SHORT EXERCISE: The listing must be reproduced in full, exactly as it stands.

TASK INPUTS:
* * * * *

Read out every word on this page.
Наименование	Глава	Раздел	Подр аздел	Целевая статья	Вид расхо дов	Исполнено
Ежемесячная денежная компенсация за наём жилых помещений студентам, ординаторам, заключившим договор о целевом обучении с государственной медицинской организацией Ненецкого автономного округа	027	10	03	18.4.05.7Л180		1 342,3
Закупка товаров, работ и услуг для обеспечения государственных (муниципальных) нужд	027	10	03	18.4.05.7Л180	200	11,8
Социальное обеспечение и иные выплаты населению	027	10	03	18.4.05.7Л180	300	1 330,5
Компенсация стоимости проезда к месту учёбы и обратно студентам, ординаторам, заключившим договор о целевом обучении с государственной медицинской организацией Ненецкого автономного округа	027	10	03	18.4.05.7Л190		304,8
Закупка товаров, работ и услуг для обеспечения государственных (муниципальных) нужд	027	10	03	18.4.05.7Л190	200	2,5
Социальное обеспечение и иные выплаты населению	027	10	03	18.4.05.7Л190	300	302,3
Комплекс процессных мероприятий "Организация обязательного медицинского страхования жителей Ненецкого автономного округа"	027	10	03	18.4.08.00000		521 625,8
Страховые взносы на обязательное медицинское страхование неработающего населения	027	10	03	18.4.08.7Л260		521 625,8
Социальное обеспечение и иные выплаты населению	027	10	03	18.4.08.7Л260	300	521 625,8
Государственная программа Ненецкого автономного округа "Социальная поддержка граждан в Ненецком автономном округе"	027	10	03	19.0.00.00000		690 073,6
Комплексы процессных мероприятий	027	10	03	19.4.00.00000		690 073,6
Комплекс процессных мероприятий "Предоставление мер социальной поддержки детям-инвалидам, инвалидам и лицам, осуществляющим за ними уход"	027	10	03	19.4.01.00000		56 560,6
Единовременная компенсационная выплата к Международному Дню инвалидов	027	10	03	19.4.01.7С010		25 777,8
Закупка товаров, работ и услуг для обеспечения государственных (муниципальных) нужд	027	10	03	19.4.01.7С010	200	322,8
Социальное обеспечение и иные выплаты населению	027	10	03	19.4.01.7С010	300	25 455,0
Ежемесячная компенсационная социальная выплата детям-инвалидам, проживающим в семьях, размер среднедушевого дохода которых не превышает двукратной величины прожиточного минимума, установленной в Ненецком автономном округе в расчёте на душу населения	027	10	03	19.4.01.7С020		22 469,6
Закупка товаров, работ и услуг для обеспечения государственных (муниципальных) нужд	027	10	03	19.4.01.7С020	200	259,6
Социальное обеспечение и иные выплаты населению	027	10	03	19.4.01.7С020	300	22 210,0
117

* * * * *

SOLUTION FOR THIS EXERCISE:
Read out every word on this page.
Наименование	Глава	Раздел	Подр аздел	Целевая статья	Вид расхо дов	Исполнено
Ежемесячная денежная компенсация за наём жилых помещений студентам, ординаторам, заключившим договор о целевом обучении с государственной медицинской организацией Ненецкого автономного округа	027	10	03	18.4.05.7Л180		1 342,3
Закупка товаров, работ и услуг для обеспечения государственных (муниципальных) нужд	027	10	03	18.4.05.7Л180	200	11,8
Социальное обеспечение и иные выплаты населению	027	10	03	18.4.05.7Л180	300	1 330,5
Компенсация стоимости проезда к месту учёбы и обратно студентам, ординаторам, заключившим договор о целевом обучении с государственной медицинской организацией Ненецкого автономного округа	027	10	03	18.4.05.7Л190		304,8
Закупка товаров, работ и услуг для обеспечения государственных (муниципальных) нужд	027	10	03	18.4.05.7Л190	200	2,5
Социальное обеспечение и иные выплаты населению	027	10	03	18.4.05.7Л190	300	302,3
Комплекс процессных мероприятий "Организация обязательного медицинского страхования жителей Ненецкого автономного округа"	027	10	03	18.4.08.00000		521 625,8
Страховые взносы на обязательное медицинское страхование неработающего населения	027	10	03	18.4.08.7Л260		521 625,8
Социальное обеспечение и иные выплаты населению	027	10	03	18.4.08.7Л260	300	521 625,8
Государственная программа Ненецкого автономного округа "Социальная поддержка граждан в Ненецком автономном округе"	027	10	03	19.0.00.00000		690 073,6
Комплексы процессных мероприятий	027	10	03	19.4.00.00000		690 073,6
Комплекс процессных мероприятий "Предоставление мер социальной поддержки детям-инвалидам, инвалидам и лицам, осуществляющим за ними уход"	027	10	03	19.4.01.00000		56 560,6
Единовременная компенсационная выплата к Международному Дню инвалидов	027	10	03	19.4.01.7С010		25 777,8
Закупка товаров, работ и услуг для обеспечения государственных (муниципальных) нужд	027	10	03	19.4.01.7С010	200	322,8
Социальное обеспечение и иные выплаты населению	027	10	03	19.4.01.7С010	300	25 455,0
Ежемесячная компенсационная социальная выплата детям-инвалидам, проживающим в семьях, размер среднедушевого дохода которых не превышает двукратной величины прожиточного минимума, установленной в Ненецком автономном округе в расчёте на душу населения	027	10	03	19.4.01.7С020		22 469,6
Закупка товаров, работ и услуг для обеспечения государственных (муниципальных) нужд	027	10	03	19.4.01.7С020	200	259,6
Социальное обеспечение и иные выплаты населению	027	10	03	19.4.01.7С020	300	22 210,0
117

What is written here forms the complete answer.